▶ _Short exercise_: Write the entries below out again exactly; any picture in them stays out.

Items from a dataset
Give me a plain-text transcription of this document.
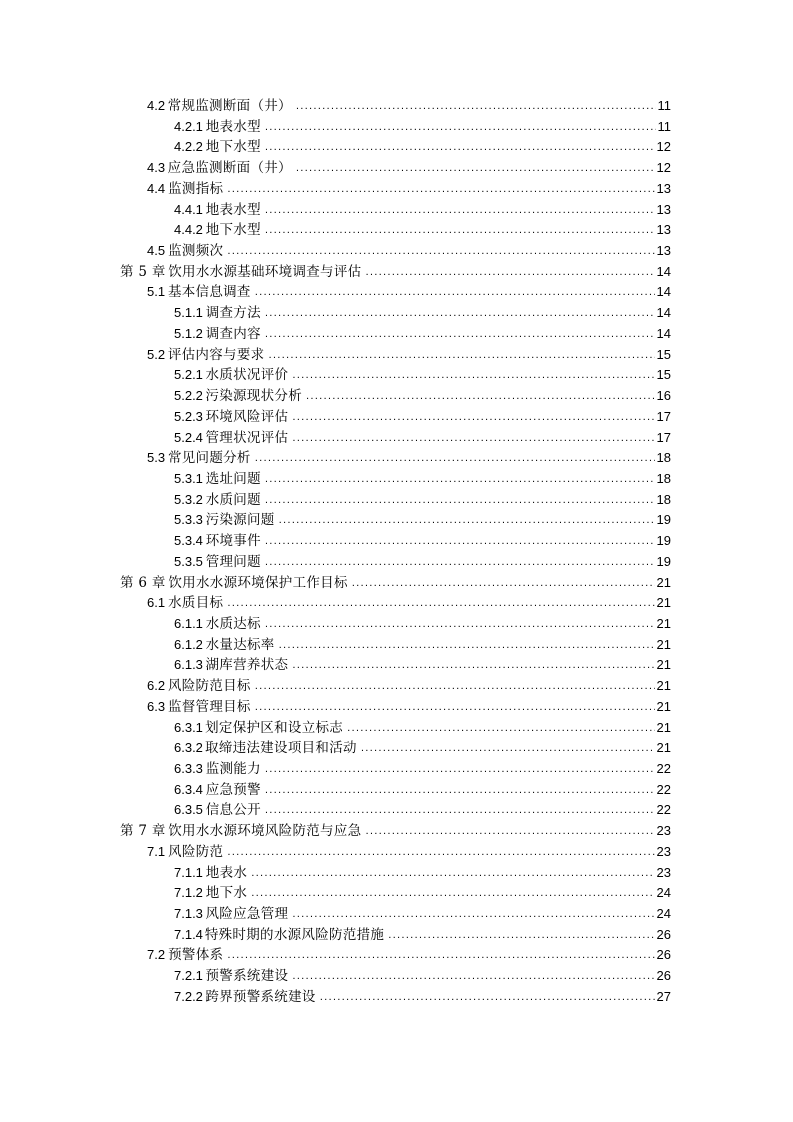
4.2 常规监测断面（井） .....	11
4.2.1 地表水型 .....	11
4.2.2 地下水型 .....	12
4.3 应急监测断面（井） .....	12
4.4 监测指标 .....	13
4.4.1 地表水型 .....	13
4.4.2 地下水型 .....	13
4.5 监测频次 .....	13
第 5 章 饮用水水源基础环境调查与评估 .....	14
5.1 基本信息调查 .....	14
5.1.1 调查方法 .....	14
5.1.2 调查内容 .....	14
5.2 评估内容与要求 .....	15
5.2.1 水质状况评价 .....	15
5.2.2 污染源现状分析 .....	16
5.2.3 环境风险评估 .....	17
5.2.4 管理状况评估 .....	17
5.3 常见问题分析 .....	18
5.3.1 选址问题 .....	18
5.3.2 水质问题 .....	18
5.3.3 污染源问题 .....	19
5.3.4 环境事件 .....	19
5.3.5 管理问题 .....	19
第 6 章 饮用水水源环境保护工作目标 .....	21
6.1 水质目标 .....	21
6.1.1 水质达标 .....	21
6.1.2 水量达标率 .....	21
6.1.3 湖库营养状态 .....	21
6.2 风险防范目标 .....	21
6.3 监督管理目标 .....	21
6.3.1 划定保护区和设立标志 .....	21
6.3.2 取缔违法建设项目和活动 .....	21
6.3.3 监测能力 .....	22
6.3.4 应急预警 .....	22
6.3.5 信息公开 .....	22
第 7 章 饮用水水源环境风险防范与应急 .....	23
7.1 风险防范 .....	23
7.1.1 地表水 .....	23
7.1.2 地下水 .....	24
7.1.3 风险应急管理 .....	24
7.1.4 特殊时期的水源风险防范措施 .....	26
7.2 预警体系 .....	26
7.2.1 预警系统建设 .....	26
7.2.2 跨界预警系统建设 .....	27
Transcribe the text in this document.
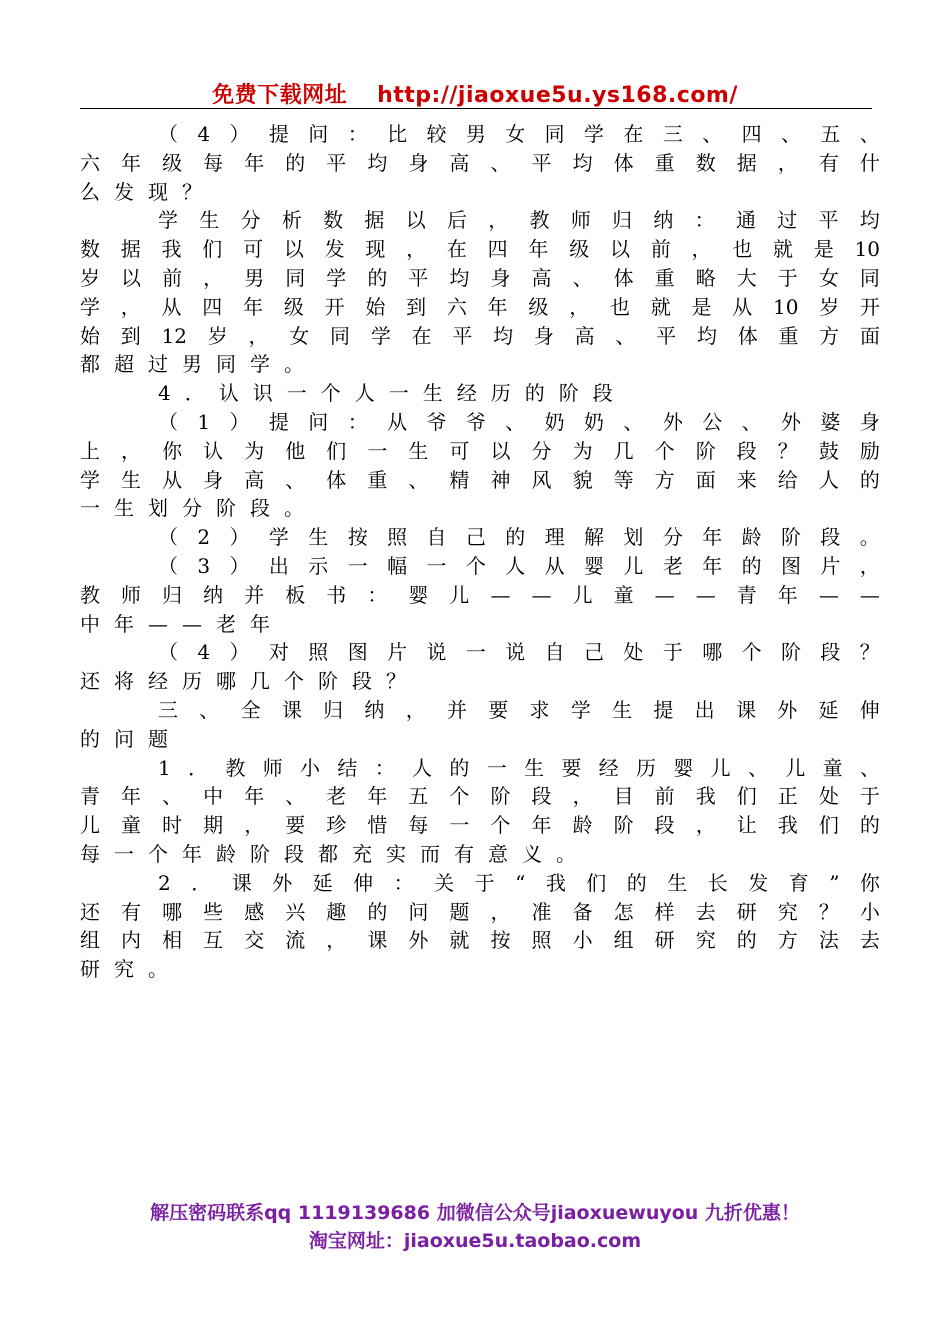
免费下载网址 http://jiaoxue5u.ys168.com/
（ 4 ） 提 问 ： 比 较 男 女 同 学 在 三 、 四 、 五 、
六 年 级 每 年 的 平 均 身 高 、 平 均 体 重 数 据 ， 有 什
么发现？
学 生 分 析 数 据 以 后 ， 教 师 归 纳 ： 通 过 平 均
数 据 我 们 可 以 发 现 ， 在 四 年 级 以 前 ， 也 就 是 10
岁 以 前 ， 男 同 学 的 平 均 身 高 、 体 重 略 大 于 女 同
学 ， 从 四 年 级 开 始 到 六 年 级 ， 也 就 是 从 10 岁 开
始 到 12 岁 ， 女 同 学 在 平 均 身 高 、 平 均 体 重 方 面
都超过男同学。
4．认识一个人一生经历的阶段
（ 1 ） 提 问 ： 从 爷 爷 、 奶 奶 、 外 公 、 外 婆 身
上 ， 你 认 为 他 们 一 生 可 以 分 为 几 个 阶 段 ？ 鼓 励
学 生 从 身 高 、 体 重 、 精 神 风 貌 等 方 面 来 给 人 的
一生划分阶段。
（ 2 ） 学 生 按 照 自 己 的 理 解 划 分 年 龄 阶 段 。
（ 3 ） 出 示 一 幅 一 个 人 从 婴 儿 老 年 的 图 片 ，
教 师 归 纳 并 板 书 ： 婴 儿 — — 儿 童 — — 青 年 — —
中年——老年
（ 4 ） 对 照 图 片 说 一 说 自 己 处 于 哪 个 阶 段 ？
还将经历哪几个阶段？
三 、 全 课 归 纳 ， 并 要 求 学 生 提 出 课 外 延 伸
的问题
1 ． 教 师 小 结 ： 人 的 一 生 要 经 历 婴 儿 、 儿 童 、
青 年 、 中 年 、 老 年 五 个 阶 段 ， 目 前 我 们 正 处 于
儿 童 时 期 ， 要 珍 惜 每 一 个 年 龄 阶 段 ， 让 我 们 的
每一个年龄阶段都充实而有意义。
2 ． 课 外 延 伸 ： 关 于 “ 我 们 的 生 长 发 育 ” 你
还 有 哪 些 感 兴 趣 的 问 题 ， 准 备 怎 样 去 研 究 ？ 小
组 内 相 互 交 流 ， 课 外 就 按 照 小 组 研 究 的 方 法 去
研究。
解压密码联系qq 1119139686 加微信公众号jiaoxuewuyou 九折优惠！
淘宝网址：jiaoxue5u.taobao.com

▶ _Solution for this task_:
Give me a plain-text transcription of this document.
4.2 常规监测断面（井） .....	11
4.2.1 地表水型 .....	11
4.2.2 地下水型 .....	12
4.3 应急监测断面（井） .....	12
4.4 监测指标 .....	13
4.4.1 地表水型 .....	13
4.4.2 地下水型 .....	13
4.5 监测频次 .....	13
第 5 章 饮用水水源基础环境调查与评估 .....	14
5.1 基本信息调查 .....	14
5.1.1 调查方法 .....	14
5.1.2 调查内容 .....	14
5.2 评估内容与要求 .....	15
5.2.1 水质状况评价 .....	15
5.2.2 污染源现状分析 .....	16
5.2.3 环境风险评估 .....	17
5.2.4 管理状况评估 .....	17
5.3 常见问题分析 .....	18
5.3.1 选址问题 .....	18
5.3.2 水质问题 .....	18
5.3.3 污染源问题 .....	19
5.3.4 环境事件 .....	19
5.3.5 管理问题 .....	19
第 6 章 饮用水水源环境保护工作目标 .....	21
6.1 水质目标 .....	21
6.1.1 水质达标 .....	21
6.1.2 水量达标率 .....	21
6.1.3 湖库营养状态 .....	21
6.2 风险防范目标 .....	21
6.3 监督管理目标 .....	21
6.3.1 划定保护区和设立标志 .....	21
6.3.2 取缔违法建设项目和活动 .....	21
6.3.3 监测能力 .....	22
6.3.4 应急预警 .....	22
6.3.5 信息公开 .....	22
第 7 章 饮用水水源环境风险防范与应急 .....	23
7.1 风险防范 .....	23
7.1.1 地表水 .....	23
7.1.2 地下水 .....	24
7.1.3 风险应急管理 .....	24
7.1.4 特殊时期的水源风险防范措施 .....	26
7.2 预警体系 .....	26
7.2.1 预警系统建设 .....	26
7.2.2 跨界预警系统建设 .....	27
Transcribe the text in this document.
免费下载网址 http://jiaoxue5u.ys168.com/
（ 4 ） 提 问 ： 比 较 男 女 同 学 在 三 、 四 、 五 、
六 年 级 每 年 的 平 均 身 高 、 平 均 体 重 数 据 ， 有 什
么发现？
学 生 分 析 数 据 以 后 ， 教 师 归 纳 ： 通 过 平 均
数 据 我 们 可 以 发 现 ， 在 四 年 级 以 前 ， 也 就 是 10
岁 以 前 ， 男 同 学 的 平 均 身 高 、 体 重 略 大 于 女 同
学 ， 从 四 年 级 开 始 到 六 年 级 ， 也 就 是 从 10 岁 开
始 到 12 岁 ， 女 同 学 在 平 均 身 高 、 平 均 体 重 方 面
都超过男同学。
4．认识一个人一生经历的阶段
（ 1 ） 提 问 ： 从 爷 爷 、 奶 奶 、 外 公 、 外 婆 身
上 ， 你 认 为 他 们 一 生 可 以 分 为 几 个 阶 段 ？ 鼓 励
学 生 从 身 高 、 体 重 、 精 神 风 貌 等 方 面 来 给 人 的
一生划分阶段。
（ 2 ） 学 生 按 照 自 己 的 理 解 划 分 年 龄 阶 段 。
（ 3 ） 出 示 一 幅 一 个 人 从 婴 儿 老 年 的 图 片 ，
教 师 归 纳 并 板 书 ： 婴 儿 — — 儿 童 — — 青 年 — —
中年——老年
（ 4 ） 对 照 图 片 说 一 说 自 己 处 于 哪 个 阶 段 ？
还将经历哪几个阶段？
三 、 全 课 归 纳 ， 并 要 求 学 生 提 出 课 外 延 伸
的问题
1 ． 教 师 小 结 ： 人 的 一 生 要 经 历 婴 儿 、 儿 童 、
青 年 、 中 年 、 老 年 五 个 阶 段 ， 目 前 我 们 正 处 于
儿 童 时 期 ， 要 珍 惜 每 一 个 年 龄 阶 段 ， 让 我 们 的
每一个年龄阶段都充实而有意义。
2 ． 课 外 延 伸 ： 关 于 “ 我 们 的 生 长 发 育 ” 你
还 有 哪 些 感 兴 趣 的 问 题 ， 准 备 怎 样 去 研 究 ？ 小
组 内 相 互 交 流 ， 课 外 就 按 照 小 组 研 究 的 方 法 去
研究。
解压密码联系qq 1119139686 加微信公众号jiaoxuewuyou 九折优惠！
淘宝网址：jiaoxue5u.taobao.com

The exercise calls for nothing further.